EXERCISE DIRECTIONS -> Please reproduce the lines of the records below from the one holding "What's the underlying" through the one holding "Serialize everything readable", inclusive, skipping all pictures.
* START MATERIAL *
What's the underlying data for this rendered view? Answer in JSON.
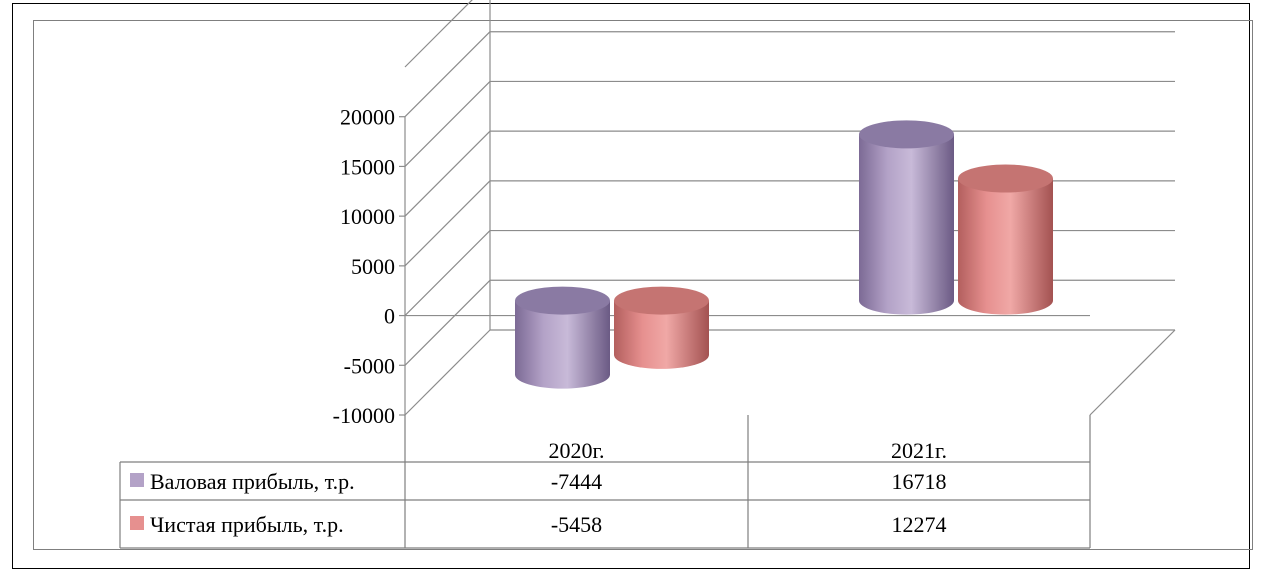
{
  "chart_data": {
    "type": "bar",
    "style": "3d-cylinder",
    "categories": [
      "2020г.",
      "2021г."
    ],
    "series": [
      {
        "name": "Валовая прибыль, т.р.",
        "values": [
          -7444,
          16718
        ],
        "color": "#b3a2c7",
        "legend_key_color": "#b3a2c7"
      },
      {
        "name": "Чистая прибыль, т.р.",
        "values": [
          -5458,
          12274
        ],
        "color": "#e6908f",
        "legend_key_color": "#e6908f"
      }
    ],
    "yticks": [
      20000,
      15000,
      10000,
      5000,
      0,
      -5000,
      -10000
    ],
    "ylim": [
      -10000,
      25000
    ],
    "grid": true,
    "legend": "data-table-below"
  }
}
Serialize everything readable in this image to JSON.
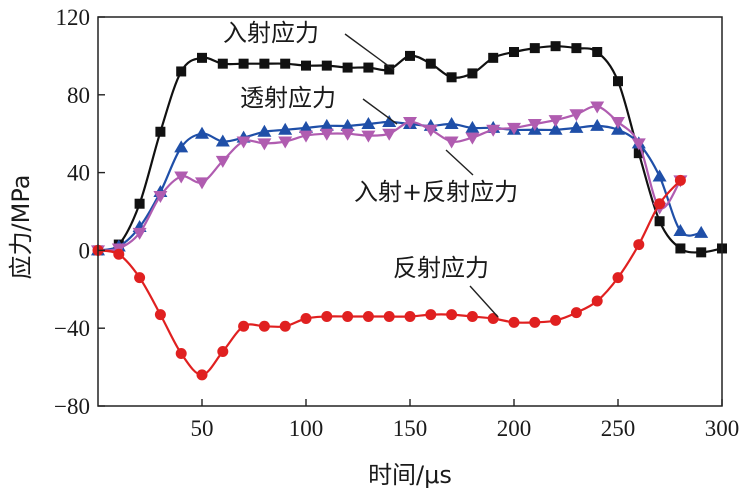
* END MATERIAL *
* START MATERIAL *
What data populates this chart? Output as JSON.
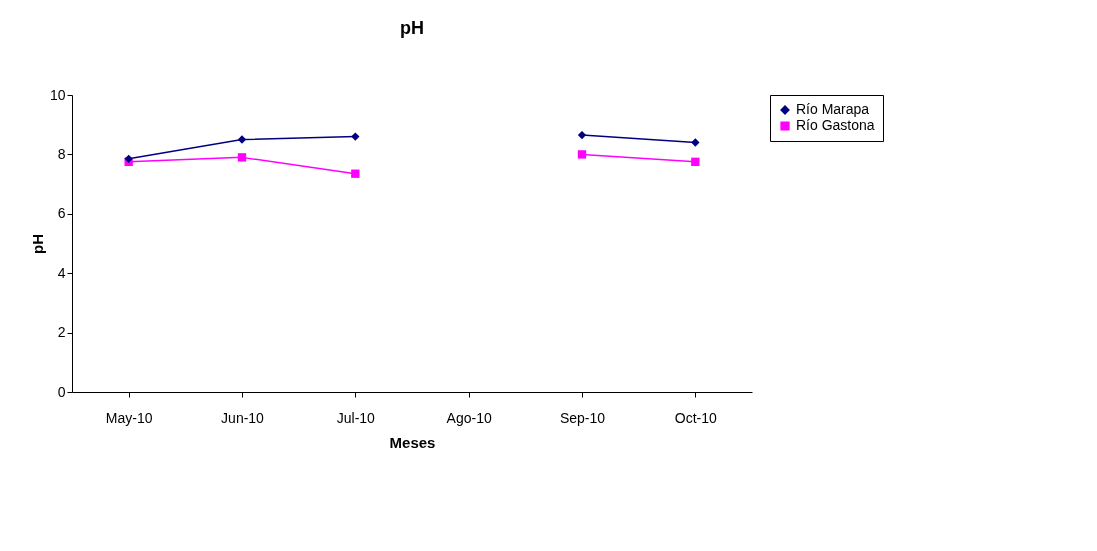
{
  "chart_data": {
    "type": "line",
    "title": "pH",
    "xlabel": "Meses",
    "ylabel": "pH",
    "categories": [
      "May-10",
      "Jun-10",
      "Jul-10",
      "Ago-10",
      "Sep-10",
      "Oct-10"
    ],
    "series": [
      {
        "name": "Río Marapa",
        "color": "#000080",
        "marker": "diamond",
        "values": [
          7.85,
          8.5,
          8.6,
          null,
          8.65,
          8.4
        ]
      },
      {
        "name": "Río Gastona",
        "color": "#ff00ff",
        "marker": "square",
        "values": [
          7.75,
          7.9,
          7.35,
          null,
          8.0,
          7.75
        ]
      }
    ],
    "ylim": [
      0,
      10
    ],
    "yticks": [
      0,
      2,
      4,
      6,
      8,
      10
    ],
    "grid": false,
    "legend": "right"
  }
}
* END MATERIAL *
* START MATERIAL *
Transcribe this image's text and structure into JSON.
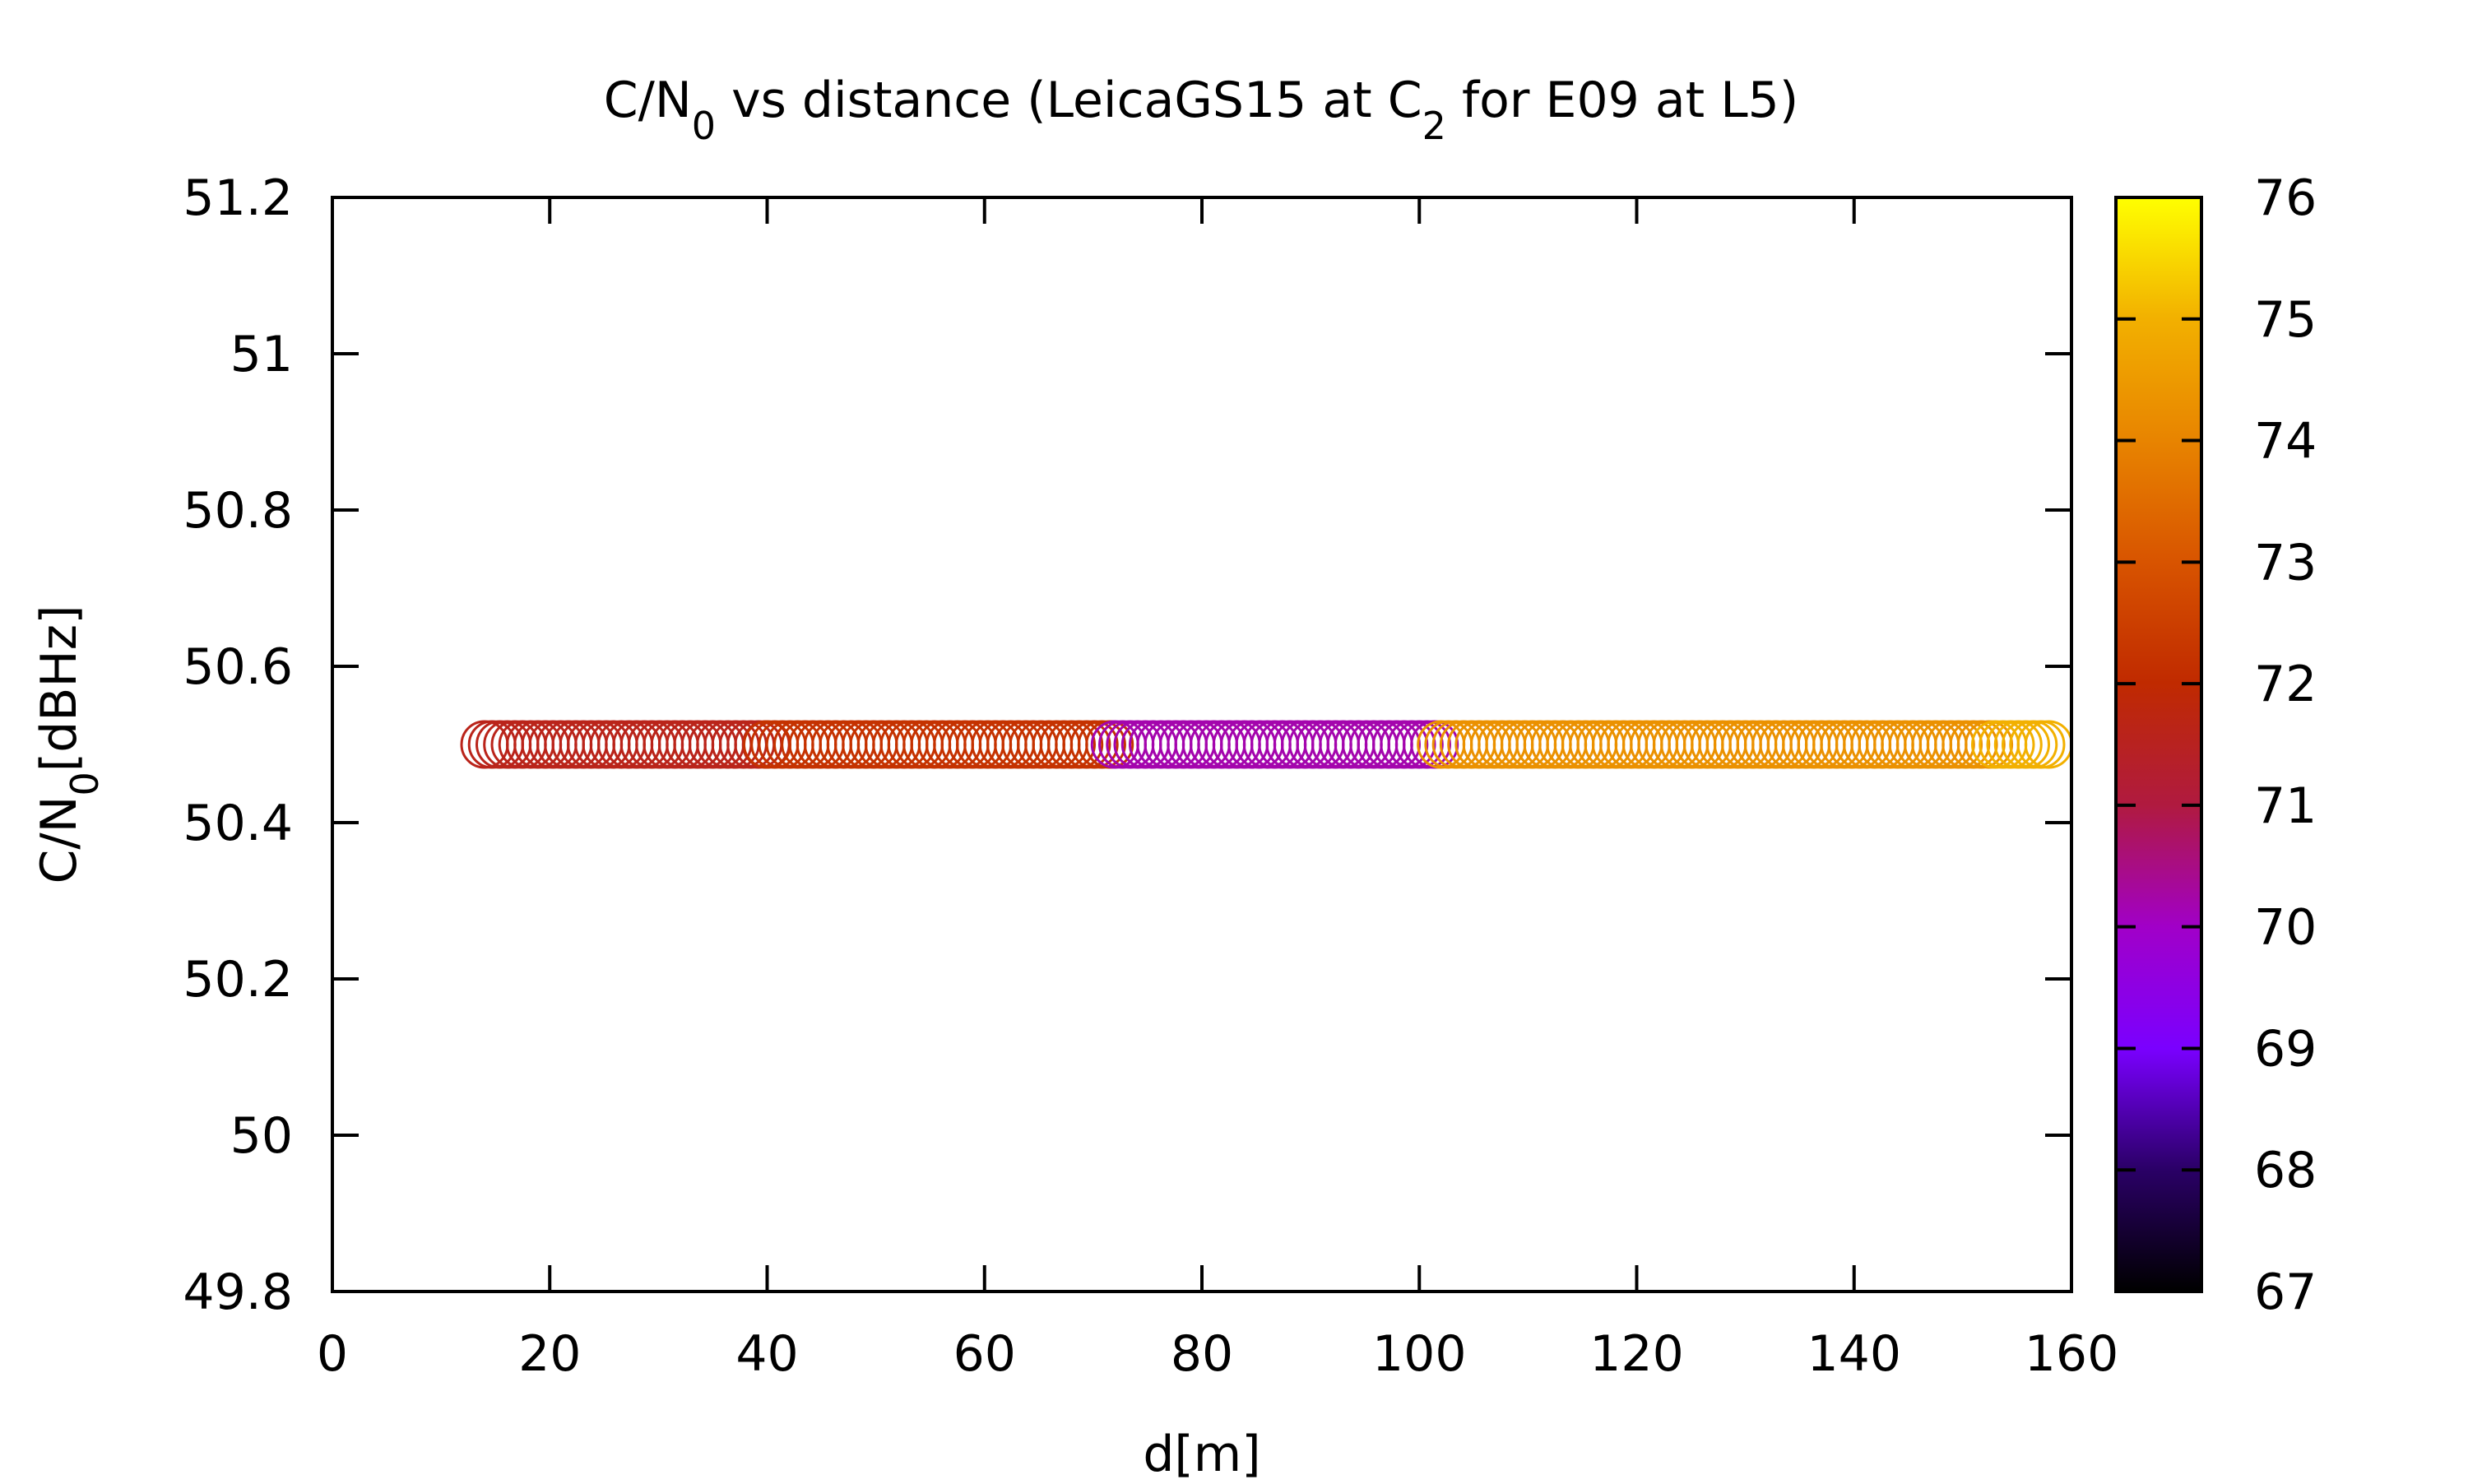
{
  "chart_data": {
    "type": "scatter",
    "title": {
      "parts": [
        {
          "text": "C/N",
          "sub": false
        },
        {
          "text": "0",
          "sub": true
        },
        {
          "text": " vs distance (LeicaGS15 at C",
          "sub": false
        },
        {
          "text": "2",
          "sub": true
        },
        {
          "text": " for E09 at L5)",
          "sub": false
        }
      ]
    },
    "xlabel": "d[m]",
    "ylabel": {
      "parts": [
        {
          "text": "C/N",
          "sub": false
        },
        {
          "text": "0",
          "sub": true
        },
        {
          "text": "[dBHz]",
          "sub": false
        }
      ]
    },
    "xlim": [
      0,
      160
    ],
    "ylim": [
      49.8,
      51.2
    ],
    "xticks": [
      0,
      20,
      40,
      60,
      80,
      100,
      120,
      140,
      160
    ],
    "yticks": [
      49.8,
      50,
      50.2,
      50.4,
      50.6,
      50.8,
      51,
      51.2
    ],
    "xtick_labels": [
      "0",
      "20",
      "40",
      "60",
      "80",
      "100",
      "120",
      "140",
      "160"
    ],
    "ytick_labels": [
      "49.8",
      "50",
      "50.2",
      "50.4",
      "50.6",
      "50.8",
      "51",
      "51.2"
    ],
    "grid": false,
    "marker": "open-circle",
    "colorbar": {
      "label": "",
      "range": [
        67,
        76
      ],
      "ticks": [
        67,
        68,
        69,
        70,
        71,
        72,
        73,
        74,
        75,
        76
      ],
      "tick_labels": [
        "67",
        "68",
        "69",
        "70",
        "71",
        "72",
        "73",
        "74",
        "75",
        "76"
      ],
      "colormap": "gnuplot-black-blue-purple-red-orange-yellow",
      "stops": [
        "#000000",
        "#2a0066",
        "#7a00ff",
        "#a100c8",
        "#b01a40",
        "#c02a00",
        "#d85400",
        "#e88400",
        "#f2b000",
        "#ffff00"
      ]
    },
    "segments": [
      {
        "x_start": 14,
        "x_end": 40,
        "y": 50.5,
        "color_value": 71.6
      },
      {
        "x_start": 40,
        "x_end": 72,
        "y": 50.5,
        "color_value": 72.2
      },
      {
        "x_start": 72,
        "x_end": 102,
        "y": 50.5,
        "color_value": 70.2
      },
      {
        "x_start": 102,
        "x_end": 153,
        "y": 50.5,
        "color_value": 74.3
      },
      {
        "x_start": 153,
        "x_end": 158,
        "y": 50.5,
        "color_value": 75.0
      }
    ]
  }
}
* END MATERIAL *
WRITTEN SOLUTION ->
What's the underlying data for this rendered view? Answer in JSON.
{
  "chart_data": {
    "type": "bar",
    "style": "3d-cylinder",
    "categories": [
      "2020г.",
      "2021г."
    ],
    "series": [
      {
        "name": "Валовая прибыль, т.р.",
        "values": [
          -7444,
          16718
        ],
        "color": "#b3a2c7",
        "legend_key_color": "#b3a2c7"
      },
      {
        "name": "Чистая прибыль, т.р.",
        "values": [
          -5458,
          12274
        ],
        "color": "#e6908f",
        "legend_key_color": "#e6908f"
      }
    ],
    "yticks": [
      20000,
      15000,
      10000,
      5000,
      0,
      -5000,
      -10000
    ],
    "ylim": [
      -10000,
      25000
    ],
    "grid": true,
    "legend": "data-table-below"
  }
}
Serialize everything readable in this image to JSON.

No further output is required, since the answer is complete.